-- START OF MATERIAL --
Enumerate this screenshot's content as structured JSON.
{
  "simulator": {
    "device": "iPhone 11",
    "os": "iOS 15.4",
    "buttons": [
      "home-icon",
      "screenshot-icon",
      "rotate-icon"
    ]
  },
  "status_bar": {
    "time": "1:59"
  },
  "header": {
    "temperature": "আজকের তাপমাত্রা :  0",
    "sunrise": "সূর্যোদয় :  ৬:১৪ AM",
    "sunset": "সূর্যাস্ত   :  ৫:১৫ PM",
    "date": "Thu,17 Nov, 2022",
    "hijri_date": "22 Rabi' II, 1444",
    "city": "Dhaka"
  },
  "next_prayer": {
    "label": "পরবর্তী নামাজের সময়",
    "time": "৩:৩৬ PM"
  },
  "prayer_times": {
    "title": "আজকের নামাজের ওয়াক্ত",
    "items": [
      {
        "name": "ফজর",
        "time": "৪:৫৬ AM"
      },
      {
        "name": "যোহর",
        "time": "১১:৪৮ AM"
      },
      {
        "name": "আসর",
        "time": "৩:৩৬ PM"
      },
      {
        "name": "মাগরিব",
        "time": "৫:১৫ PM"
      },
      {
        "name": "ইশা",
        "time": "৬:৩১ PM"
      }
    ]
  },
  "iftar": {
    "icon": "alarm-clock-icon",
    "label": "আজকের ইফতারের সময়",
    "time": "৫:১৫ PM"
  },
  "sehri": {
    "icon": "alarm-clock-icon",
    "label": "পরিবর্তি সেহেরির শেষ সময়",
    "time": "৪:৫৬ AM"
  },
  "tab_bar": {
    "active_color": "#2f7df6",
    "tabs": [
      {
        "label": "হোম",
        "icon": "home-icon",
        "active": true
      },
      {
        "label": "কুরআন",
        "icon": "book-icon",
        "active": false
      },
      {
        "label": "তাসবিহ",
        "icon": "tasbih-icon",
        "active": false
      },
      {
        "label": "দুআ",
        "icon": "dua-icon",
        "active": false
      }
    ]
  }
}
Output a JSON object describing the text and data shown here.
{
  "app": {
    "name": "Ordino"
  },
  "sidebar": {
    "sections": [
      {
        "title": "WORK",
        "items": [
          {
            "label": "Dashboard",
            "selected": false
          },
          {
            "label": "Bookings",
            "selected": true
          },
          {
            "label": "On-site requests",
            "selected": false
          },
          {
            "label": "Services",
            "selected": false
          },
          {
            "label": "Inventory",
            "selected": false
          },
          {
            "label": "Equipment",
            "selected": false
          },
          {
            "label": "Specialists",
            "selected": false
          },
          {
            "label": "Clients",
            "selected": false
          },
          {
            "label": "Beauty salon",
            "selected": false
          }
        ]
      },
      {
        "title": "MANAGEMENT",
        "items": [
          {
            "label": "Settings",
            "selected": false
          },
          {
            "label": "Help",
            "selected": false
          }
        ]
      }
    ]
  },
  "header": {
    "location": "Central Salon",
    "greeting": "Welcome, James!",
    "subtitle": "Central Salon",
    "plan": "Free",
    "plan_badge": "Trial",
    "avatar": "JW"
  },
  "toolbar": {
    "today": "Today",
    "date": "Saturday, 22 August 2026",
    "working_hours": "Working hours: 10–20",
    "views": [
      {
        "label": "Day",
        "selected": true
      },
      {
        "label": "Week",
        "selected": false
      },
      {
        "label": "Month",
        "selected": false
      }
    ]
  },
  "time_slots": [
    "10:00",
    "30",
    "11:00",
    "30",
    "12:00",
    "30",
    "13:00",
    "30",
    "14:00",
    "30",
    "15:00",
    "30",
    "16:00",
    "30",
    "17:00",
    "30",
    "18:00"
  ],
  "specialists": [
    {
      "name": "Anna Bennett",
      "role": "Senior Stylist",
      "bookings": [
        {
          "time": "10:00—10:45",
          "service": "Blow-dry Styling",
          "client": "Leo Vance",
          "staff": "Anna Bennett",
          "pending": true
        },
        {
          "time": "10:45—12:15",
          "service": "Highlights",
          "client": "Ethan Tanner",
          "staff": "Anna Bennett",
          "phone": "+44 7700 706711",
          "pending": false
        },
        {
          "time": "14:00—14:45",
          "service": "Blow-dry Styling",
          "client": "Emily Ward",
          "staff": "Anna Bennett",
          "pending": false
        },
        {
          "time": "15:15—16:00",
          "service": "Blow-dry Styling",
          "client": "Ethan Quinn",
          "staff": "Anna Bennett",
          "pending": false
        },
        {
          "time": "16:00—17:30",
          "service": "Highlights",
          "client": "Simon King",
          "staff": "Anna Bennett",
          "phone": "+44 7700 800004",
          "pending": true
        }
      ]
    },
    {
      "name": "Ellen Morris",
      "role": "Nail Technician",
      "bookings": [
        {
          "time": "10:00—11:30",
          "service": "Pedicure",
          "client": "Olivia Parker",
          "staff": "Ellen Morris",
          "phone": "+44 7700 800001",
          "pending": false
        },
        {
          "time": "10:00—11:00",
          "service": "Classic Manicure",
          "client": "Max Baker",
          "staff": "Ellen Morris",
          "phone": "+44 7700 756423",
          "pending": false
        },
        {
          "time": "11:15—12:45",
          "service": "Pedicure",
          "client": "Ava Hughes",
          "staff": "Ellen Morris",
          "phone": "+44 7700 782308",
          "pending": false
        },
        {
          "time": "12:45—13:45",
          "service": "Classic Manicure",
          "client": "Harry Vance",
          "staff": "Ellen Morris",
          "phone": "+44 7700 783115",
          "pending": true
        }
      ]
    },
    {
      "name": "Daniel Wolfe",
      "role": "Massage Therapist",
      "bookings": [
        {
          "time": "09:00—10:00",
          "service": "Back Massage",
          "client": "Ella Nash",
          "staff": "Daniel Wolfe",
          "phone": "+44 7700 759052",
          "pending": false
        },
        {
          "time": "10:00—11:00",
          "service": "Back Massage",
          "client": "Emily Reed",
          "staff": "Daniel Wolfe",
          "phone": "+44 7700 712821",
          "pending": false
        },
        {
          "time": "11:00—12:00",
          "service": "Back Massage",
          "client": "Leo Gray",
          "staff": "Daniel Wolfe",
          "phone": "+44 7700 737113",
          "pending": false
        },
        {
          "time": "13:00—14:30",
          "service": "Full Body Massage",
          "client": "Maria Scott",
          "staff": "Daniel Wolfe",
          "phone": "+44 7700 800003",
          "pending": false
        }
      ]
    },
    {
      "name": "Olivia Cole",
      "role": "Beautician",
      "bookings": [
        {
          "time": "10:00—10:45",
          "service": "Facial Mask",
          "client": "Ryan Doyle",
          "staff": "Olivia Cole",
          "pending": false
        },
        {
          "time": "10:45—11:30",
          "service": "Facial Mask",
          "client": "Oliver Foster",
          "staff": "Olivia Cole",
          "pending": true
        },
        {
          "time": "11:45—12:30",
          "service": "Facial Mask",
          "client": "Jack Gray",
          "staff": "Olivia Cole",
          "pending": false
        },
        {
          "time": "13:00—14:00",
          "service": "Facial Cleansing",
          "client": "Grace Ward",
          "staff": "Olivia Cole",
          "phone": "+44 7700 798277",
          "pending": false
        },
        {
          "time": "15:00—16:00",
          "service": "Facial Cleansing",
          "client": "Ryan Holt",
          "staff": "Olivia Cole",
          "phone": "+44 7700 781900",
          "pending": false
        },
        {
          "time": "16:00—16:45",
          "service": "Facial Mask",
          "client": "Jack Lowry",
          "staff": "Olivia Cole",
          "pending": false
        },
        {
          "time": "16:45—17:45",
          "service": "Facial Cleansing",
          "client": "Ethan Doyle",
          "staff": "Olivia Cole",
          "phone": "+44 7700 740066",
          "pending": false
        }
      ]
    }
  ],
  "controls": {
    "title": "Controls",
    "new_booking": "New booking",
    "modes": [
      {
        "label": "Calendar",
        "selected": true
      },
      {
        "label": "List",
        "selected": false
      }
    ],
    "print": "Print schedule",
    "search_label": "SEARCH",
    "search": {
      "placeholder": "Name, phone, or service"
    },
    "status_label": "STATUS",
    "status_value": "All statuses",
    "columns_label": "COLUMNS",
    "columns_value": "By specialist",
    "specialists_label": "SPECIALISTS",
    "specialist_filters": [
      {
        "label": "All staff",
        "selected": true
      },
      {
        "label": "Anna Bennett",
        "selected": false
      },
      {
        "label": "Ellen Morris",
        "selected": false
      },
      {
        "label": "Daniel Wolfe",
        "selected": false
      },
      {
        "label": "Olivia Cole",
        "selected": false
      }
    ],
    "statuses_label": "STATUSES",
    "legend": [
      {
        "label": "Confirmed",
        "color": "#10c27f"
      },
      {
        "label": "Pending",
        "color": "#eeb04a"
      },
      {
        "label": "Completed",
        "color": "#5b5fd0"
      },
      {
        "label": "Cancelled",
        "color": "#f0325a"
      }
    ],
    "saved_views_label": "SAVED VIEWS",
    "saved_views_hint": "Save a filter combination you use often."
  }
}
-- END OF MATERIAL --
_WRITTEN PROBLEM_.
Isolate the lines above that contain the word "screenshot" and copy them.

_TASK RESPONSE_.
Enumerate this screenshot's content as structured JSON.
      "screenshot-icon",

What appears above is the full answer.